--- Given records ---

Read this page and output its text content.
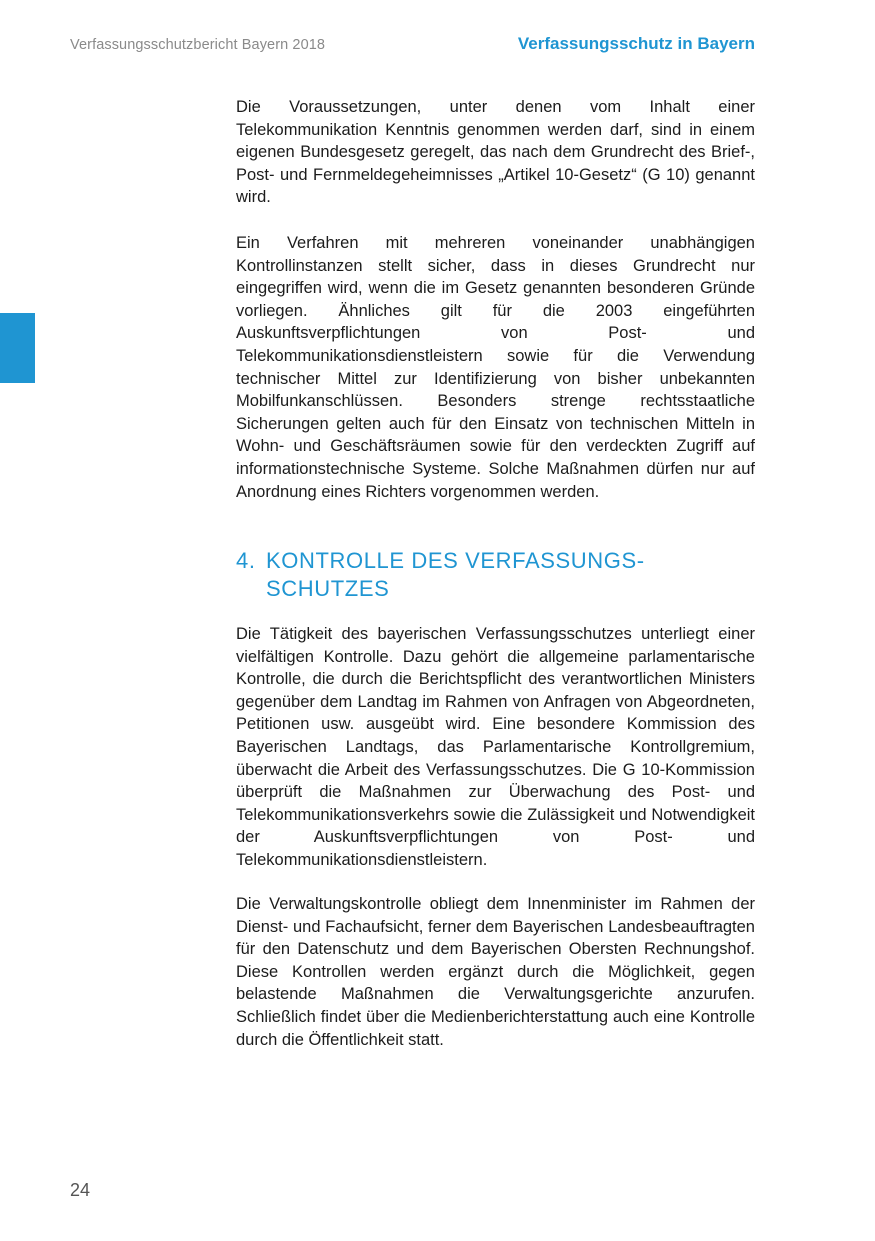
Verfassungsschutzbericht Bayern 2018	Verfassungsschutz in Bayern

Die Voraussetzungen, unter denen vom Inhalt einer Telekommunikation Kenntnis genommen werden darf, sind in einem eigenen Bundesgesetz geregelt, das nach dem Grundrecht des Brief-, Post- und Fernmeldegeheimnisses „Artikel 10-Gesetz“ (G 10) genannt wird.

Ein Verfahren mit mehreren voneinander unabhängigen Kontrollinstanzen stellt sicher, dass in dieses Grundrecht nur eingegriffen wird, wenn die im Gesetz genannten besonderen Gründe vorliegen. Ähnliches gilt für die 2003 eingeführten Auskunftsverpflichtungen von Post- und Telekommunikationsdienstleistern sowie für die Verwendung technischer Mittel zur Identifizierung von bisher unbekannten Mobilfunkanschlüssen. Besonders strenge rechtsstaatliche Sicherungen gelten auch für den Einsatz von technischen Mitteln in Wohn- und Geschäftsräumen sowie für den verdeckten Zugriff auf informationstechnische Systeme. Solche Maßnahmen dürfen nur auf Anordnung eines Richters vorgenommen werden.

4. KONTROLLE DES VERFASSUNGS-SCHUTZES

Die Tätigkeit des bayerischen Verfassungsschutzes unterliegt einer vielfältigen Kontrolle. Dazu gehört die allgemeine parlamentarische Kontrolle, die durch die Berichtspflicht des verantwortlichen Ministers gegenüber dem Landtag im Rahmen von Anfragen von Abgeordneten, Petitionen usw. ausgeübt wird. Eine besondere Kommission des Bayerischen Landtags, das Parlamentarische Kontrollgremium, überwacht die Arbeit des Verfassungsschutzes. Die G 10-Kommission überprüft die Maßnahmen zur Überwachung des Post- und Telekommunikationsverkehrs sowie die Zulässigkeit und Notwendigkeit der Auskunftsverpflichtungen von Post- und Telekommunikationsdienstleistern.

Die Verwaltungskontrolle obliegt dem Innenminister im Rahmen der Dienst- und Fachaufsicht, ferner dem Bayerischen Landesbeauftragten für den Datenschutz und dem Bayerischen Obersten Rechnungshof. Diese Kontrollen werden ergänzt durch die Möglichkeit, gegen belastende Maßnahmen die Verwaltungsgerichte anzurufen. Schließlich findet über die Medienberichterstattung auch eine Kontrolle durch die Öffentlichkeit statt.

24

---

• Exercise directions: Show all lines in the entries above where the string "durch" appears.

• Output of the exercise:
Die Tätigkeit des bayerischen Verfassungsschutzes unterliegt einer vielfältigen Kontrolle. Dazu gehört die allgemeine parlamentarische Kontrolle, die durch die Berichtspflicht des verantwortlichen Ministers gegenüber dem Landtag im Rahmen von Anfragen von Abgeordneten, Petitionen usw. ausgeübt wird. Eine besondere Kommission des Bayerischen Landtags, das Parlamentarische Kontrollgremium, überwacht die Arbeit des Verfassungsschutzes. Die G 10-Kommission überprüft die Maßnahmen zur Überwachung des Post- und Telekommunikationsverkehrs sowie die Zulässigkeit und Notwendigkeit der Auskunftsverpflichtungen von Post- und Telekommunikationsdienstleistern.
Die Verwaltungskontrolle obliegt dem Innenminister im Rahmen der Dienst- und Fachaufsicht, ferner dem Bayerischen Landesbeauftragten für den Datenschutz und dem Bayerischen Obersten Rechnungshof. Diese Kontrollen werden ergänzt durch die Möglichkeit, gegen belastende Maßnahmen die Verwaltungsgerichte anzurufen. Schließlich findet über die Medienberichterstattung auch eine Kontrolle durch die Öffentlichkeit statt.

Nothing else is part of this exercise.